[Dataset rows start]

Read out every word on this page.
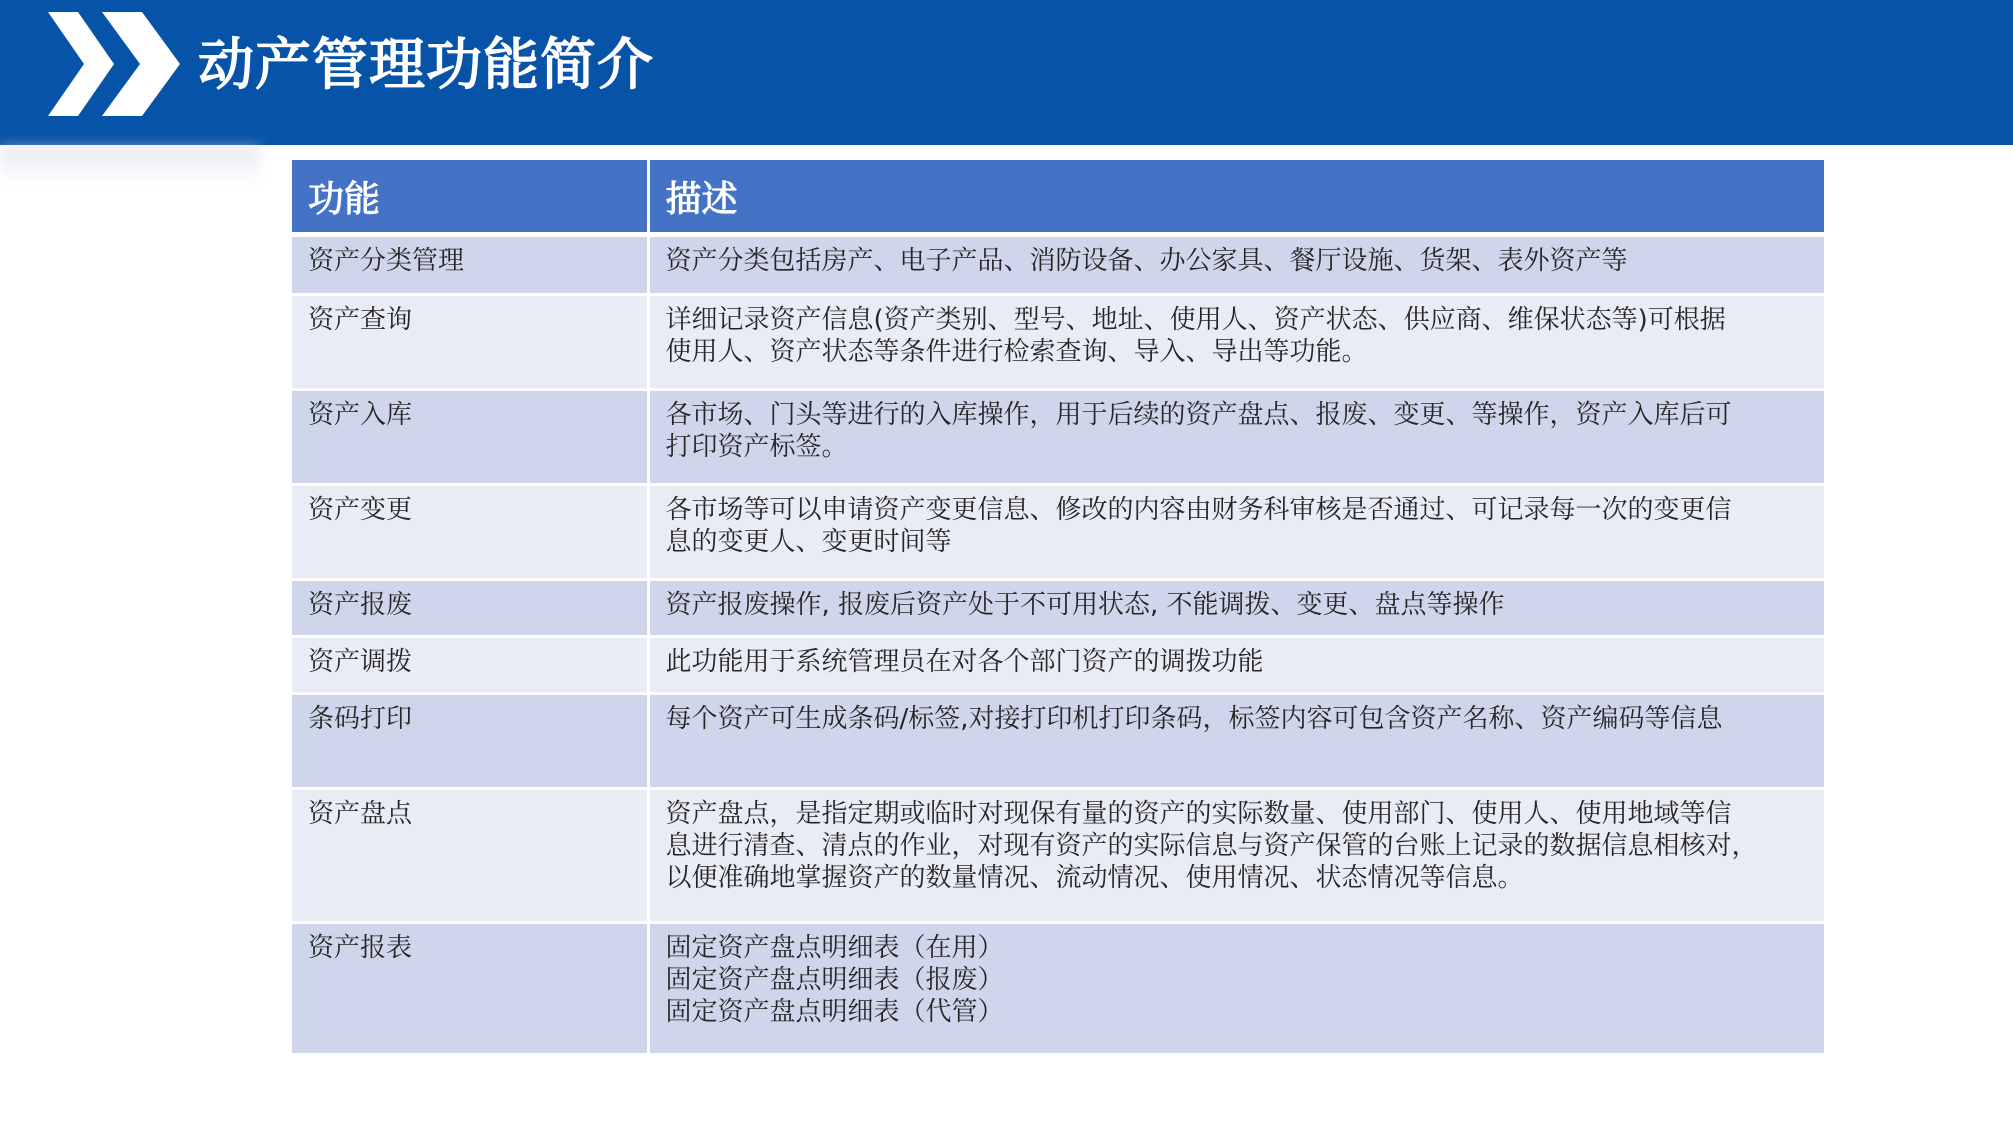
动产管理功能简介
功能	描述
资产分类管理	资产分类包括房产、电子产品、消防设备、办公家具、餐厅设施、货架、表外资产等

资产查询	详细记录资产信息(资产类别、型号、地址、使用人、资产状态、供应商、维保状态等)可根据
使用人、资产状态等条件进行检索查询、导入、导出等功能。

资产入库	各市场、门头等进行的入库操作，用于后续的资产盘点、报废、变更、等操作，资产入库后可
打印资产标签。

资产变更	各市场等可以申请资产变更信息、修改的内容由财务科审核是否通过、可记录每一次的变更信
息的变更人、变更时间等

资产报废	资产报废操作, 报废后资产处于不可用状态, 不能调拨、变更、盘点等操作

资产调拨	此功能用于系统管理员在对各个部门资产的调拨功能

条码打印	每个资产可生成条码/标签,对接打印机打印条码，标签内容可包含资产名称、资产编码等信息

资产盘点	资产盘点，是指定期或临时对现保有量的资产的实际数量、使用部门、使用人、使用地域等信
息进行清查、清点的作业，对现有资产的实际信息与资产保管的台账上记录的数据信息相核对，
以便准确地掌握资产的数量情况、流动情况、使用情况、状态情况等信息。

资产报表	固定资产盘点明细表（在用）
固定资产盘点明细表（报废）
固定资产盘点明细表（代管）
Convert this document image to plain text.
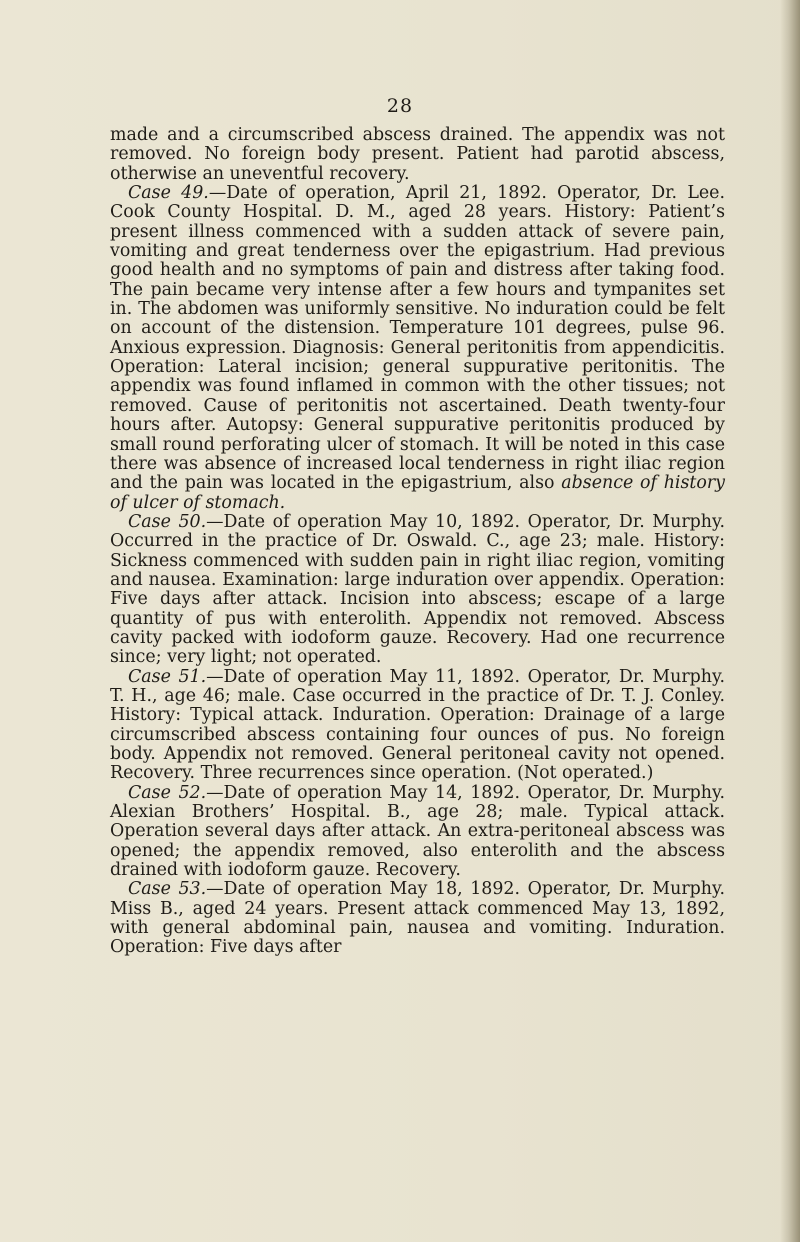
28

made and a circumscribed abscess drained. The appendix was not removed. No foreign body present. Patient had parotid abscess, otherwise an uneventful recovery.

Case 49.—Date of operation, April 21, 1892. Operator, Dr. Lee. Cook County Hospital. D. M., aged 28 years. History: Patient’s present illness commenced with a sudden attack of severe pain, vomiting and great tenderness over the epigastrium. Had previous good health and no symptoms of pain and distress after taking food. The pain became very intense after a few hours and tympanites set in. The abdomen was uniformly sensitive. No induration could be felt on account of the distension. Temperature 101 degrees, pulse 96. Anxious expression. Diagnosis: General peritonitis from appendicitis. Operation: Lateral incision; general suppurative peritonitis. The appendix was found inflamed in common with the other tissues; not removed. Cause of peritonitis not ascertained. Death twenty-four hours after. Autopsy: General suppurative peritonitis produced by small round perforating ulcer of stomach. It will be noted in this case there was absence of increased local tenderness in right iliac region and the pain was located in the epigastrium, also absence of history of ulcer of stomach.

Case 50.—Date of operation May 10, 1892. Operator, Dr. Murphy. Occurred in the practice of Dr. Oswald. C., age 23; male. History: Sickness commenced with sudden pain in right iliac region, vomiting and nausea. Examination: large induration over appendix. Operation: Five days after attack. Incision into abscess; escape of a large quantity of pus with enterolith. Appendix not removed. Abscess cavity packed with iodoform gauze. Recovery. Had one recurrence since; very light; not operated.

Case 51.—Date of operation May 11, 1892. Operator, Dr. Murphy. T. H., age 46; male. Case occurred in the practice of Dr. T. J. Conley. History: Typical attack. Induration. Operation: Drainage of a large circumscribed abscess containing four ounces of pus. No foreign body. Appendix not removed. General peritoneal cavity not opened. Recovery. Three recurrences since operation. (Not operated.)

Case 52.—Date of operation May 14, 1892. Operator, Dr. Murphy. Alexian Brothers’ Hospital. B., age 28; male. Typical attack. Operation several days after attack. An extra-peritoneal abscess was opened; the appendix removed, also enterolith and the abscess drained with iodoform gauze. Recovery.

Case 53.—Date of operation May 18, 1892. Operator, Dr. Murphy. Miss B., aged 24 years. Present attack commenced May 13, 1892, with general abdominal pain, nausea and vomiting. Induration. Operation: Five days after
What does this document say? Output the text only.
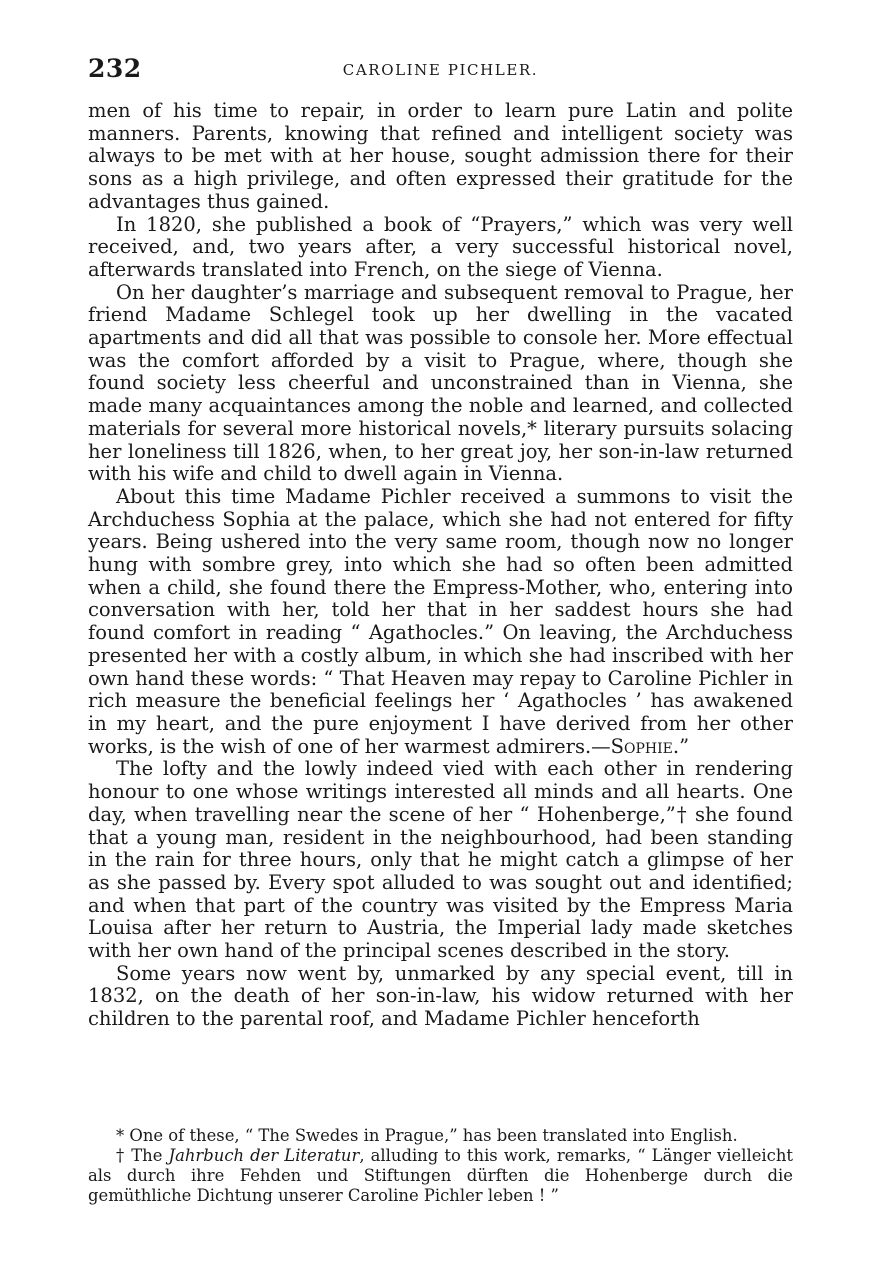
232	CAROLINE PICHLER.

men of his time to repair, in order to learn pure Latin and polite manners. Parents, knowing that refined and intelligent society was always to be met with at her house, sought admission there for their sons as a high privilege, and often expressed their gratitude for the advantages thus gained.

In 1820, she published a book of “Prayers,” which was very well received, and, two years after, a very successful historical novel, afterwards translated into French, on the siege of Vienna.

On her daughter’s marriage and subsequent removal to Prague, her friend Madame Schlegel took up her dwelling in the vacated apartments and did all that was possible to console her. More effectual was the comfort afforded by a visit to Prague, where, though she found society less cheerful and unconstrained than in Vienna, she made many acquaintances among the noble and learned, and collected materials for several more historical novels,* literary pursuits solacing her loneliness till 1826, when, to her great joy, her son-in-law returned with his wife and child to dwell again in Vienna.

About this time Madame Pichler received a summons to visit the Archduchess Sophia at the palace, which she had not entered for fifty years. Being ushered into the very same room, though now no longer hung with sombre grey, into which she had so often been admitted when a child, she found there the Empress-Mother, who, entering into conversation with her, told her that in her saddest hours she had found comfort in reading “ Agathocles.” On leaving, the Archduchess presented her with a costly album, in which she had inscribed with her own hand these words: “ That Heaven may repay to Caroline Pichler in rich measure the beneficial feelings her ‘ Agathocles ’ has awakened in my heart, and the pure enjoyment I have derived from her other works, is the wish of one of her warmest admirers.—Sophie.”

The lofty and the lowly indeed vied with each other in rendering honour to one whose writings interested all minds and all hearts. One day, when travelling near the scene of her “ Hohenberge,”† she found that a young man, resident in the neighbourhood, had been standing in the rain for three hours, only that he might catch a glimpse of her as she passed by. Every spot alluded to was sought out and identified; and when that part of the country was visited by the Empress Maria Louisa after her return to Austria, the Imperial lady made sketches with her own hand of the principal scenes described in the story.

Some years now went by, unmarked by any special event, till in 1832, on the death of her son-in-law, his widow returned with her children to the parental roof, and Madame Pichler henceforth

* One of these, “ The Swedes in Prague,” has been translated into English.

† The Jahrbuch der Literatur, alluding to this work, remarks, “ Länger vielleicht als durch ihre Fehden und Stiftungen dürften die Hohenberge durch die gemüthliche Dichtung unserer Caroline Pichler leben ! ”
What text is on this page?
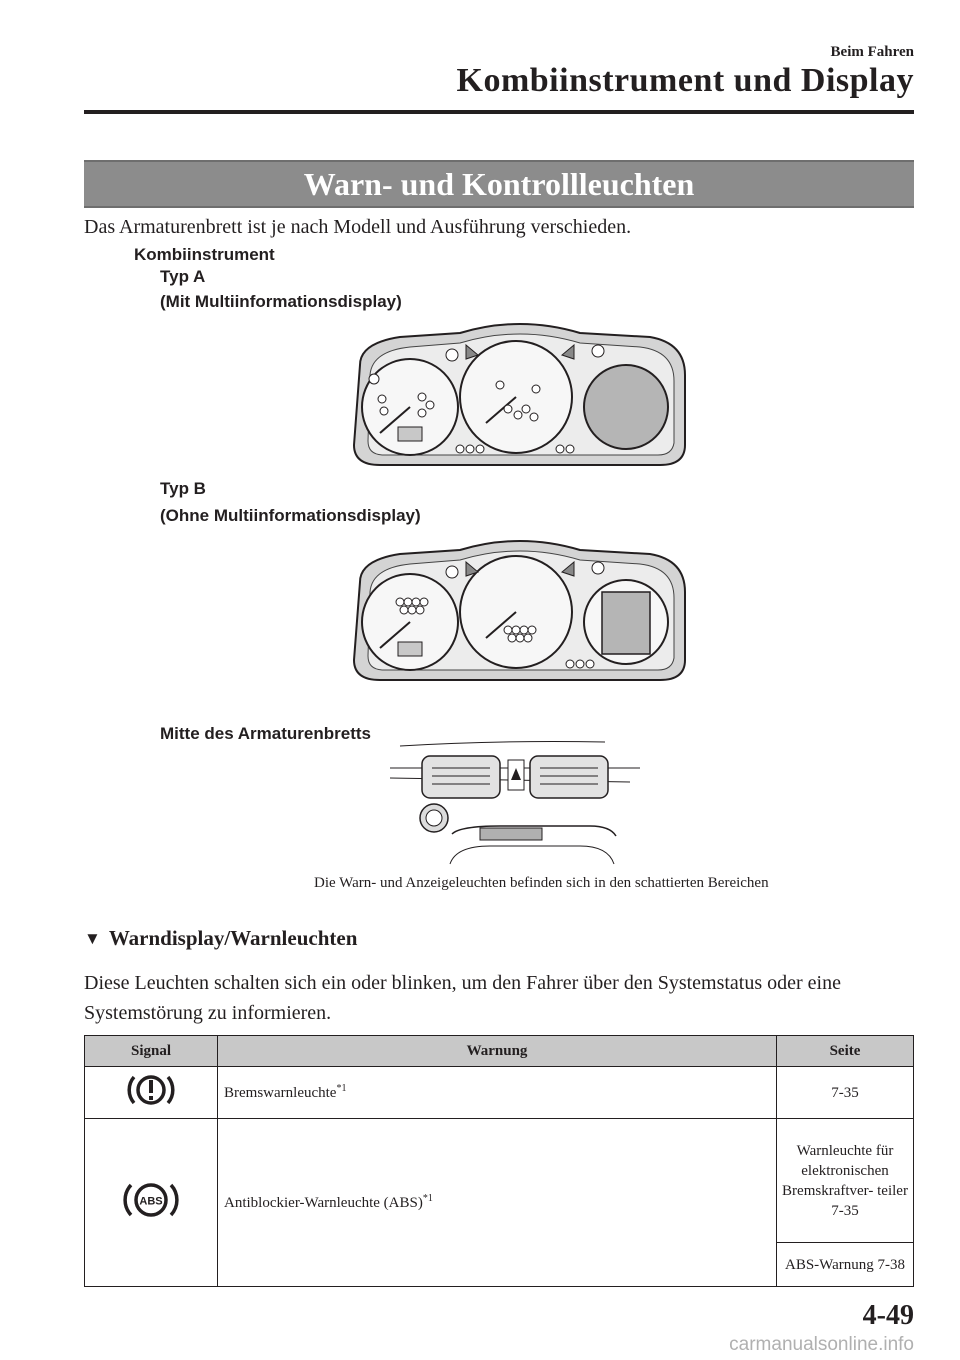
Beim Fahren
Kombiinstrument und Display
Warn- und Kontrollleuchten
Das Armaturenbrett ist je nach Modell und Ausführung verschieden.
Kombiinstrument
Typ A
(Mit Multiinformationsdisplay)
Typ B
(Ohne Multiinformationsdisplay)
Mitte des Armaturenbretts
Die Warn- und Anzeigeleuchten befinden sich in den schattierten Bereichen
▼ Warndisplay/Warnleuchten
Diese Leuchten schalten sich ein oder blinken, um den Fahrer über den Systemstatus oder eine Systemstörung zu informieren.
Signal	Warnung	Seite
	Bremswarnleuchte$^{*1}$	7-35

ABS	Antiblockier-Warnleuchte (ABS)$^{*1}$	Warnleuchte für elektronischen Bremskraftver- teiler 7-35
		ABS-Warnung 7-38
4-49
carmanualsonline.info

[Dataset rows end]

(Exercise directions)
List all lines above in which the string "text" appears.

(Result for this task)
Convert this document image to plain text.
What does this document say? Output the text only.
What text is on this page?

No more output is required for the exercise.